(Records)
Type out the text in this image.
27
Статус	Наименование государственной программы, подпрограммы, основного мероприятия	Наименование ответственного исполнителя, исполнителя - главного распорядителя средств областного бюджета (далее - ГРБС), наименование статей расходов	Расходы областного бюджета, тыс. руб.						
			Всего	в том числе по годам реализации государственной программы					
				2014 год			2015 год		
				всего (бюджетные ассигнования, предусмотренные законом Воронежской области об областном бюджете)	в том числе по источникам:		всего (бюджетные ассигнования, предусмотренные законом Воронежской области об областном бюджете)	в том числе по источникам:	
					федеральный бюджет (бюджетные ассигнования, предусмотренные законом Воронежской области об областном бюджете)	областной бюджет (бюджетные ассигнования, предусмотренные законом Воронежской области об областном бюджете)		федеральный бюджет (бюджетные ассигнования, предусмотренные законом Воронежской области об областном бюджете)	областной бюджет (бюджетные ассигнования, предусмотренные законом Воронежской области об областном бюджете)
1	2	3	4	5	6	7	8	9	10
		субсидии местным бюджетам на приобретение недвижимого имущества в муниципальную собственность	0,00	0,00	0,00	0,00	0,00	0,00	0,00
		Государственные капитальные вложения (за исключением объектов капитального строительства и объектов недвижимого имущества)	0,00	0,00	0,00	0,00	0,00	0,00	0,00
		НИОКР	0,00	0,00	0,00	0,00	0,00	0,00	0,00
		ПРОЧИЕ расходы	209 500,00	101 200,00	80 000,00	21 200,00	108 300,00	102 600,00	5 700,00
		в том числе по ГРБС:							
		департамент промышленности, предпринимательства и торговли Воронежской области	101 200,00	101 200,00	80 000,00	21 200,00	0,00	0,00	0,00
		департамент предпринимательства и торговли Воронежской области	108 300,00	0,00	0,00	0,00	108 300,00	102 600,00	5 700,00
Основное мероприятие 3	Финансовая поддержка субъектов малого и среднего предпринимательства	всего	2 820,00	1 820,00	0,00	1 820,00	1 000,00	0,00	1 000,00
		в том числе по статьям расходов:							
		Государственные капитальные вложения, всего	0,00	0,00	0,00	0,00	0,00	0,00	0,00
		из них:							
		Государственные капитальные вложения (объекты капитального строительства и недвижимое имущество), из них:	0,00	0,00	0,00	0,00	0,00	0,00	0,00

**TASK TO COMPLETE:**
Reproduce the material above, every line of it, exactly.

**SOLUTION TO THE EXERCISE:**
Type out the text in this image.
27
Статус	Наименование государственной программы, подпрограммы, основного мероприятия	Наименование ответственного исполнителя, исполнителя - главного распорядителя средств областного бюджета (далее - ГРБС), наименование статей расходов	Расходы областного бюджета, тыс. руб.						
			Всего	в том числе по годам реализации государственной программы					
				2014 год			2015 год		
				всего (бюджетные ассигнования, предусмотренные законом Воронежской области об областном бюджете)	в том числе по источникам:		всего (бюджетные ассигнования, предусмотренные законом Воронежской области об областном бюджете)	в том числе по источникам:	
					федеральный бюджет (бюджетные ассигнования, предусмотренные законом Воронежской области об областном бюджете)	областной бюджет (бюджетные ассигнования, предусмотренные законом Воронежской области об областном бюджете)		федеральный бюджет (бюджетные ассигнования, предусмотренные законом Воронежской области об областном бюджете)	областной бюджет (бюджетные ассигнования, предусмотренные законом Воронежской области об областном бюджете)
1	2	3	4	5	6	7	8	9	10
		субсидии местным бюджетам на приобретение недвижимого имущества в муниципальную собственность	0,00	0,00	0,00	0,00	0,00	0,00	0,00
		Государственные капитальные вложения (за исключением объектов капитального строительства и объектов недвижимого имущества)	0,00	0,00	0,00	0,00	0,00	0,00	0,00
		НИОКР	0,00	0,00	0,00	0,00	0,00	0,00	0,00
		ПРОЧИЕ расходы	209 500,00	101 200,00	80 000,00	21 200,00	108 300,00	102 600,00	5 700,00
		в том числе по ГРБС:							
		департамент промышленности, предпринимательства и торговли Воронежской области	101 200,00	101 200,00	80 000,00	21 200,00	0,00	0,00	0,00
		департамент предпринимательства и торговли Воронежской области	108 300,00	0,00	0,00	0,00	108 300,00	102 600,00	5 700,00
Основное мероприятие 3	Финансовая поддержка субъектов малого и среднего предпринимательства	всего	2 820,00	1 820,00	0,00	1 820,00	1 000,00	0,00	1 000,00
		в том числе по статьям расходов:							
		Государственные капитальные вложения, всего	0,00	0,00	0,00	0,00	0,00	0,00	0,00
		из них:							
		Государственные капитальные вложения (объекты капитального строительства и недвижимое имущество), из них:	0,00	0,00	0,00	0,00	0,00	0,00	0,00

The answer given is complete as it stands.